• PROBLEM TO SOLVE: Extract, from the listing that follows, each line containing the word "Monatlicher".

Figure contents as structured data
•••••
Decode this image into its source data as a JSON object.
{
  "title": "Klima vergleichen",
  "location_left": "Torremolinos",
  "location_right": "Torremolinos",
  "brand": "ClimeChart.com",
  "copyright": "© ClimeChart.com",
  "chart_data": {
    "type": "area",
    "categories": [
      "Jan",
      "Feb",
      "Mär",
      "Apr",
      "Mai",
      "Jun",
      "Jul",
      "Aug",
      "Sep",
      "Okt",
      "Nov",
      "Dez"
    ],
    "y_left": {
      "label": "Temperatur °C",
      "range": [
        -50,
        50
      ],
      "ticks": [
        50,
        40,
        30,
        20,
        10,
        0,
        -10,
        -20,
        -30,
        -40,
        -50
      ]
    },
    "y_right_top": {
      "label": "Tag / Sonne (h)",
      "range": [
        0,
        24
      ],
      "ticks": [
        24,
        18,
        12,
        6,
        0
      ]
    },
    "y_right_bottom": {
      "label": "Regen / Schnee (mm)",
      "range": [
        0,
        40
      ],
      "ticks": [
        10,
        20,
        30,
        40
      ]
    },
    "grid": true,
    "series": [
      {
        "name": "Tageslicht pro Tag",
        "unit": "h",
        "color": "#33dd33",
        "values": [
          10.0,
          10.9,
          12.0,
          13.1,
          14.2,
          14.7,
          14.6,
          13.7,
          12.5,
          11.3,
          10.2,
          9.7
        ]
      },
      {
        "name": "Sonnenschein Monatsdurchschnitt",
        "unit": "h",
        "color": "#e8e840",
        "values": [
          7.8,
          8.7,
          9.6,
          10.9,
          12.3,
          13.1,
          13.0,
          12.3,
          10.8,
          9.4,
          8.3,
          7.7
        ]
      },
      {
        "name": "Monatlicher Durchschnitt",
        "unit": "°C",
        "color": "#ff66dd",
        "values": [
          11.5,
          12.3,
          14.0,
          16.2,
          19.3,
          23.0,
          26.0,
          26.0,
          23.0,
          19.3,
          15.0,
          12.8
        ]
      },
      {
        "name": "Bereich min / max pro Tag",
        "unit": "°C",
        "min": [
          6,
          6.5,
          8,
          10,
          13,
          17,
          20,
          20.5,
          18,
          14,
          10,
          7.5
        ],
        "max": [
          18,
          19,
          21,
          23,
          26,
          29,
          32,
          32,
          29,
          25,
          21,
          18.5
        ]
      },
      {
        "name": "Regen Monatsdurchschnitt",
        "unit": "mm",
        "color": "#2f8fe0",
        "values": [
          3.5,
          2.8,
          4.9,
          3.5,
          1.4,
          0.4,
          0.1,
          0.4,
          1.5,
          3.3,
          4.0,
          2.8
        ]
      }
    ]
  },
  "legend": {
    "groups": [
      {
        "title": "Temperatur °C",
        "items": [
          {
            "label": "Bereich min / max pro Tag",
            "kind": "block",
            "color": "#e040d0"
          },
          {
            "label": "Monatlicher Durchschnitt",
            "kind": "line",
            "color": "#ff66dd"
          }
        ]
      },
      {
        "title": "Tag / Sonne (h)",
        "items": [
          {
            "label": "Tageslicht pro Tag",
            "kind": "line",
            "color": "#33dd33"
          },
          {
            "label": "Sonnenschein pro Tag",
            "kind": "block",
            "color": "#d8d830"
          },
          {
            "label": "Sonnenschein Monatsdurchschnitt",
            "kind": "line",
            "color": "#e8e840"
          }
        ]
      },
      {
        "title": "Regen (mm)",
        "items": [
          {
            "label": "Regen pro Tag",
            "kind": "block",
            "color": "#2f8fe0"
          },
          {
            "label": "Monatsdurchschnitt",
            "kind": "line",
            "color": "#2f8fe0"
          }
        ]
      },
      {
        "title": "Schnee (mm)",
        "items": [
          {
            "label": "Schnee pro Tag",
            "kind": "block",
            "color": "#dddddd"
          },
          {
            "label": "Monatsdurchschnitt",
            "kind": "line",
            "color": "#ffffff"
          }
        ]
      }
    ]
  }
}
•••••
• RESPONSE:
        "name": "Monatlicher Durchschnitt",
            "label": "Monatlicher Durchschnitt",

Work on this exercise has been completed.